§ **Tarea breve 1**: Reproduce sin cambios las líneas de las entradas, comenzando en la que contiene "Patent image size: (689, 643)." y terminando en la que contiene "The battery 310 is at (409, 392).", ambas incluidas.

§ **Fragmento de página**:
# # #

Yo le entrego al diablo cuanto tengo por mío,
y que él lo malvenda,
y sólo pido a cambio caminar a su lado.
De la paz pusilánime que en el orden anida
no mendigo limosna: que el desconcierto traiga
su cizaña a la casa que mis manos levanten.
Porque sólo en el roto corazón de lo turbio
he encontrado la luz verdadera del fuego,
que las sombras me lleven,
y yo lleve conmigo, cuando sea la hora,
la clara vecindad de la tiniebla ardida
de mi noche a la noche.

(Vicente Gallego, Santa deriva, 2002)

martes, 20 de septiembre de 2016

Huida

Huida

Podría parecer que huyo, que el horizonte se me aleja por todos lados sin acercarse por ninguno. Que, una vez perdido un rumbo, me da igual cualquier fuga siempre y cuando no me traiga de regreso. Que me escabullo de humo y me deshilvano para no dejarme tocar.

Puede que huya, que mire atrás con agotamiento, que me espanten las sombras que antes me refrescaban del sol. Que empuñe los renglones para protegerme del precipicio, que me agarre a las rimas como si bailase el último vals.

Estoy huyendo, cada vez más deprisa, a saltos que me disparo al aire, descartando los sitios a los que ir y rompiendo los sitios en los que quedarme. Huyo de lo posible para, en lo posible, dejar todo atrás y poder huir hacia adelante en medio de la tormenta. Huyo como si desapareciera desde dentro.

Huyo de mí mismo a todo correr, me borro la boca, me quito las manos, me parto en poemas pequeñitos que tirar a la ceniza. Huyo de cada historia empezada antes de que le llegue el fin y haya que zafarse de un corazón rebosante.

Huyo de mí y, al volver atrás la cabeza, veo que me he perdido de vista y que nadie me sigue. Y entonces, despavorido, huyo aún más de mí, saltando de dos en dos los escalones que me llevan hasta el miedo de llegar a alguna parte y dejar de querer huir.

Huyo tan a fondo, tan deprisa, me ausento tan profundamente, me escapo con tanta fuerza que, al final, siempre sigo aquí, en el otro camino.

# # #

§ **Datos almacenados**:
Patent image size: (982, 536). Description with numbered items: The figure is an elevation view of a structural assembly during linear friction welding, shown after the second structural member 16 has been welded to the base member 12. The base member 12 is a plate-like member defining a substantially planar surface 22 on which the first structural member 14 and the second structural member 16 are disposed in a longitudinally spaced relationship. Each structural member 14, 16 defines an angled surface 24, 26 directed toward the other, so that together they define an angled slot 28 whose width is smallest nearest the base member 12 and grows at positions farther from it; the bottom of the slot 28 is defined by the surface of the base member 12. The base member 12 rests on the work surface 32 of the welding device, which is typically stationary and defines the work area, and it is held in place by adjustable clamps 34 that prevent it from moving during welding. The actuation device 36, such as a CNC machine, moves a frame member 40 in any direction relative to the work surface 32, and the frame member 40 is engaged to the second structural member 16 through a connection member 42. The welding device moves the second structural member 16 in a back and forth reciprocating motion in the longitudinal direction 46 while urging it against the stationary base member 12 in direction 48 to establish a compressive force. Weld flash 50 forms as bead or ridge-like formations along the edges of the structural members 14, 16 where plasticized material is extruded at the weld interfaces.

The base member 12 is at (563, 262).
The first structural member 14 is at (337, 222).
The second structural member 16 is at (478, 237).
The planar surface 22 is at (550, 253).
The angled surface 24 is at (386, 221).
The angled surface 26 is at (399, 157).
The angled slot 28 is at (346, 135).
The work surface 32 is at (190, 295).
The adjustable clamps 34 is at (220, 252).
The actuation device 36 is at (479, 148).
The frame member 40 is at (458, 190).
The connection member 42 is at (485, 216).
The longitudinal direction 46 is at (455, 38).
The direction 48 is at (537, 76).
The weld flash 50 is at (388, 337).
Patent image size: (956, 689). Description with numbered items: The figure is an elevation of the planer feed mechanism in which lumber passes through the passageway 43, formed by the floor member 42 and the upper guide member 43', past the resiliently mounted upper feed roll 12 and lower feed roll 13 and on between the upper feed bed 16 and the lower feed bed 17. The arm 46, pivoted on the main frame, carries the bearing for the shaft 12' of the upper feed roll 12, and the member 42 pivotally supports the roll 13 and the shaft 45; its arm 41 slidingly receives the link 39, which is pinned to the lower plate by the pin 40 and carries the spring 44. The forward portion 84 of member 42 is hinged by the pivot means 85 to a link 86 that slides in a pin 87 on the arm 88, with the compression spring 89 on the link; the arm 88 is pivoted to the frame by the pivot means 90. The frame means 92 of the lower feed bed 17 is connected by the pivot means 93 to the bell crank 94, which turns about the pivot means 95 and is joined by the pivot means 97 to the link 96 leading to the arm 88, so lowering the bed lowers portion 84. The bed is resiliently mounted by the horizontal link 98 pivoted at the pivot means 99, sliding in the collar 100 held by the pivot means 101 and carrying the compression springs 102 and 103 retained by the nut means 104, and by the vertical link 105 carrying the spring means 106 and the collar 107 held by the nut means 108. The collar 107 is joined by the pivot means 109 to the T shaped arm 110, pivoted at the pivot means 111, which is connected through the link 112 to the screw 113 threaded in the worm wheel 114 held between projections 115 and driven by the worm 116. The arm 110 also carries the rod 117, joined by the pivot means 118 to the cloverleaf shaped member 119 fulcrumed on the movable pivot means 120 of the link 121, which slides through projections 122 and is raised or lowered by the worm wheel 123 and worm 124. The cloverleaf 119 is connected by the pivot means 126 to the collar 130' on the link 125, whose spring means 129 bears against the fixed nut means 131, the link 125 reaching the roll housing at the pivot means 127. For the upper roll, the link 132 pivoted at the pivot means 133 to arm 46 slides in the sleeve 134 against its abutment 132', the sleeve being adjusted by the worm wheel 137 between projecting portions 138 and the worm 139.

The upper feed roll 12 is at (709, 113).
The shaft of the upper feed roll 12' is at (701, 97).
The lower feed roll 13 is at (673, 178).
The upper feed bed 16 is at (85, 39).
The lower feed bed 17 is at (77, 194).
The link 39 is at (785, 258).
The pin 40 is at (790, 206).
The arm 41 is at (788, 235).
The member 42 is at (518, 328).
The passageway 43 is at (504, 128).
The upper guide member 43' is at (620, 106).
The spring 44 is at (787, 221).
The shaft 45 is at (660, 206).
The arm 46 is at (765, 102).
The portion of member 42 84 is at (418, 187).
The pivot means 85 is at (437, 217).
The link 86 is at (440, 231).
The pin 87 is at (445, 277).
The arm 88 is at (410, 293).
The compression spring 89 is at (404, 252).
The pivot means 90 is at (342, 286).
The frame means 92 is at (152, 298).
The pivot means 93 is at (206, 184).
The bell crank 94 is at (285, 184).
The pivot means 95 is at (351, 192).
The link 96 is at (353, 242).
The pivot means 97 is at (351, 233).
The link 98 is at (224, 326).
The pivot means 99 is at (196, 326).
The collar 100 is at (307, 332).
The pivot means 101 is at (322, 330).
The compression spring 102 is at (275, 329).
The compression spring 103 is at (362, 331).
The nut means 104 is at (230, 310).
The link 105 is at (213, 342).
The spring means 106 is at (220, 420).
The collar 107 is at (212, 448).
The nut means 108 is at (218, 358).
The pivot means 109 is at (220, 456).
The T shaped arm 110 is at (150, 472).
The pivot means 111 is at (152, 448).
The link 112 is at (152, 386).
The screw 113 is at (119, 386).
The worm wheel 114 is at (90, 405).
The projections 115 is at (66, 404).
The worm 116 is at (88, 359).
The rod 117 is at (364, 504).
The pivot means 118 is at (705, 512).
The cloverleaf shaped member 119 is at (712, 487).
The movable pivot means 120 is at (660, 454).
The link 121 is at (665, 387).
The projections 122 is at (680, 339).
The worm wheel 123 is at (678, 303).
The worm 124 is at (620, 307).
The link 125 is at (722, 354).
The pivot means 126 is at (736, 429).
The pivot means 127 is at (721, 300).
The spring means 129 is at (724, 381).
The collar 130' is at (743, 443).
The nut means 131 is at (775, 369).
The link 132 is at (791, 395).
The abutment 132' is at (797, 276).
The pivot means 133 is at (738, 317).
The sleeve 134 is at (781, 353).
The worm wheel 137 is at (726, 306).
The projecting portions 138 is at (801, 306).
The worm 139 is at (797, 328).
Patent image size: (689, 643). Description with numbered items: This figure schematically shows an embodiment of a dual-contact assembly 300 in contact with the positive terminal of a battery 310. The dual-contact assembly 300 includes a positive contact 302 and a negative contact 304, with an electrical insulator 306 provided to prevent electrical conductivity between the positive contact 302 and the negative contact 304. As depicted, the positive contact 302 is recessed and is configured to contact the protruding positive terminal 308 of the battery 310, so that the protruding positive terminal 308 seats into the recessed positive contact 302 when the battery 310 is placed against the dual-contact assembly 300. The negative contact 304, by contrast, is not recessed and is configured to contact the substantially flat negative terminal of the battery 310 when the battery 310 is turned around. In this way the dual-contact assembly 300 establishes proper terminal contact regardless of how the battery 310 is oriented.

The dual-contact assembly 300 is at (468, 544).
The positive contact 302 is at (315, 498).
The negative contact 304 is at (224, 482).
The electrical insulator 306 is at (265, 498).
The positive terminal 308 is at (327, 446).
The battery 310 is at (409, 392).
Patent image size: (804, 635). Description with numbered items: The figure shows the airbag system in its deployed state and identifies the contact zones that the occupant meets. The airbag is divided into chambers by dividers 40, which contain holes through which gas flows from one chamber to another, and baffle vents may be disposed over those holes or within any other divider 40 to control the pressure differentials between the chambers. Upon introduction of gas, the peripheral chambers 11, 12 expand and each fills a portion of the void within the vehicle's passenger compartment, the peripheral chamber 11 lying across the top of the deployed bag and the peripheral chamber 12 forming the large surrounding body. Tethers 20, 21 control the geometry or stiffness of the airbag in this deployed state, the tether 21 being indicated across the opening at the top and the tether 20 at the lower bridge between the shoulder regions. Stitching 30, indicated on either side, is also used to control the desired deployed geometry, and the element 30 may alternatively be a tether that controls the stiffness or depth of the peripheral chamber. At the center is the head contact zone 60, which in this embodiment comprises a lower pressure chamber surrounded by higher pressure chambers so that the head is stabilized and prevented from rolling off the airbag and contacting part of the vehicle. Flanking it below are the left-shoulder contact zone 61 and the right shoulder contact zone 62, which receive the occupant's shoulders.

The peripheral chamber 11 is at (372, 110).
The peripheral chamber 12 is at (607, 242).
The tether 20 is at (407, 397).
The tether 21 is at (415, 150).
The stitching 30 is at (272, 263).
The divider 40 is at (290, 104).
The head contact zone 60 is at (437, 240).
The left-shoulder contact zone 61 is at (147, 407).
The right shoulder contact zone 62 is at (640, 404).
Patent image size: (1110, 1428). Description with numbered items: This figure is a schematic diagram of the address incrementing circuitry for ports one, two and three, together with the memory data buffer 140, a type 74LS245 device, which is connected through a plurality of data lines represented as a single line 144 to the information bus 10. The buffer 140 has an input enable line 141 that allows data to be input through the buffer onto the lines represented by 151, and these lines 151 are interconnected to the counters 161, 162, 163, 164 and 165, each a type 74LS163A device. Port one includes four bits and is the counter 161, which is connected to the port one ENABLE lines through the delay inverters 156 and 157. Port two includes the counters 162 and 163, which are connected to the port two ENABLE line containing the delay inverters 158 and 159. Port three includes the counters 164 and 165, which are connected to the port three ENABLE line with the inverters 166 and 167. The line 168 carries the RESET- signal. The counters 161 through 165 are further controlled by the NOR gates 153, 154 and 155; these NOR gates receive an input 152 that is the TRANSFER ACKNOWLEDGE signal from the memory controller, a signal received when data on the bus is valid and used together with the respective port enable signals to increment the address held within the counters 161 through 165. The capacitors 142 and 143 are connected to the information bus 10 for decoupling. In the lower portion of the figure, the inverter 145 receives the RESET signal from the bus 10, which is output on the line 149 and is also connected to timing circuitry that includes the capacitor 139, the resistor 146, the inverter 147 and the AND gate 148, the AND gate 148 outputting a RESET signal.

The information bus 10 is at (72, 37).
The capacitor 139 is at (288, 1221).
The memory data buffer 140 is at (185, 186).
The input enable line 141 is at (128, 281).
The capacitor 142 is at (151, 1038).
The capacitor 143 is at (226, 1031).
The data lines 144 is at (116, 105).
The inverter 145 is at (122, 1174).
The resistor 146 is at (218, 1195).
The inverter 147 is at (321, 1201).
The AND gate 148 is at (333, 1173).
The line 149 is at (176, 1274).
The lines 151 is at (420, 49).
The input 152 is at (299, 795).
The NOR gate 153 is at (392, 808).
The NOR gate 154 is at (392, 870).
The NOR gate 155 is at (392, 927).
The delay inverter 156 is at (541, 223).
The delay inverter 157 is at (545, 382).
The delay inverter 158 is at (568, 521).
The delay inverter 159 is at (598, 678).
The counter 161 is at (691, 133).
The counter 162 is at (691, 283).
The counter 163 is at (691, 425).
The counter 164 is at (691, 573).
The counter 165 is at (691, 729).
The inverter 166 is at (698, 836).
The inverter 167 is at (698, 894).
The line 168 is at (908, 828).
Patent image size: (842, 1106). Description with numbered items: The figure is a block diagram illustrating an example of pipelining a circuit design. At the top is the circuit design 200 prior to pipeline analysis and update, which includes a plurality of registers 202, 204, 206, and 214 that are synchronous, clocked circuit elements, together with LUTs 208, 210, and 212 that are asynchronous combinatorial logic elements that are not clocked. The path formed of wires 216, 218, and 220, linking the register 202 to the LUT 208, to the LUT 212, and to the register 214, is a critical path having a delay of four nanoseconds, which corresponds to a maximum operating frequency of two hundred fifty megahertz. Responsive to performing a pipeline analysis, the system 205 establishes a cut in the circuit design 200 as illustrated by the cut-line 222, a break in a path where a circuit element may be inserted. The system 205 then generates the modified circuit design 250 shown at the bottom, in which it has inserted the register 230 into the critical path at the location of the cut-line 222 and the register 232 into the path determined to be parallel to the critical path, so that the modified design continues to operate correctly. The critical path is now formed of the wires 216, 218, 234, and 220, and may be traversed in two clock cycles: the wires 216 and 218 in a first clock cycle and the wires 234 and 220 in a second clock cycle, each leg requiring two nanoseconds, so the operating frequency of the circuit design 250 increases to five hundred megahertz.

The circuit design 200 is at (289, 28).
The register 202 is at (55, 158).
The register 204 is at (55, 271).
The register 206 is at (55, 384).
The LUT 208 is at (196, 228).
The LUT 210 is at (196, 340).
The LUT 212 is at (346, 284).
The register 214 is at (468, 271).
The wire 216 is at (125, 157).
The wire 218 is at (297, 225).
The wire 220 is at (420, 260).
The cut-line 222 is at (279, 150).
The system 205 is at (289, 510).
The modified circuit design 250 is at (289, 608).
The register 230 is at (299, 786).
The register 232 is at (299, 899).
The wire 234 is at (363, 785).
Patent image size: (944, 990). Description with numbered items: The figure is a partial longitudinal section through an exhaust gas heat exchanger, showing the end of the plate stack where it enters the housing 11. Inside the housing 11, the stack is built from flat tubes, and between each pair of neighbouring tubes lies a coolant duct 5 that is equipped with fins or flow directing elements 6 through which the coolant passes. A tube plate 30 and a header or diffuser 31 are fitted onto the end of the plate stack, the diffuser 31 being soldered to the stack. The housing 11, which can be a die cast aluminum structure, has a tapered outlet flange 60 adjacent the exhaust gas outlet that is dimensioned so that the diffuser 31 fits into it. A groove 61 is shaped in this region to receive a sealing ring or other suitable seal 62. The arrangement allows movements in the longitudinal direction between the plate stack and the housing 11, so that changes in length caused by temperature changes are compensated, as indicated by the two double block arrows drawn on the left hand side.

# # #

§ **Tarea breve 2**: Devuelve literalmente el pasaje del fragmento de página que comienza en "martes, 20 de" y termina en "el último vals.".

§ **Salida completa 1**:
Patent image size: (689, 643). Description with numbered items: This figure schematically shows an embodiment of a dual-contact assembly 300 in contact with the positive terminal of a battery 310. The dual-contact assembly 300 includes a positive contact 302 and a negative contact 304, with an electrical insulator 306 provided to prevent electrical conductivity between the positive contact 302 and the negative contact 304. As depicted, the positive contact 302 is recessed and is configured to contact the protruding positive terminal 308 of the battery 310, so that the protruding positive terminal 308 seats into the recessed positive contact 302 when the battery 310 is placed against the dual-contact assembly 300. The negative contact 304, by contrast, is not recessed and is configured to contact the substantially flat negative terminal of the battery 310 when the battery 310 is turned around. In this way the dual-contact assembly 300 establishes proper terminal contact regardless of how the battery 310 is oriented.

The dual-contact assembly 300 is at (468, 544).
The positive contact 302 is at (315, 498).
The negative contact 304 is at (224, 482).
The electrical insulator 306 is at (265, 498).
The positive terminal 308 is at (327, 446).
The battery 310 is at (409, 392).

§ **Salida completa 2**:
martes, 20 de septiembre de 2016

Huida

Huida

Podría parecer que huyo, que el horizonte se me aleja por todos lados sin acercarse por ninguno. Que, una vez perdido un rumbo, me da igual cualquier fuga siempre y cuando no me traiga de regreso. Que me escabullo de humo y me deshilvano para no dejarme tocar.

Puede que huya, que mire atrás con agotamiento, que me espanten las sombras que antes me refrescaban del sol. Que empuñe los renglones para protegerme del precipicio, que me agarre a las rimas como si bailase el último vals.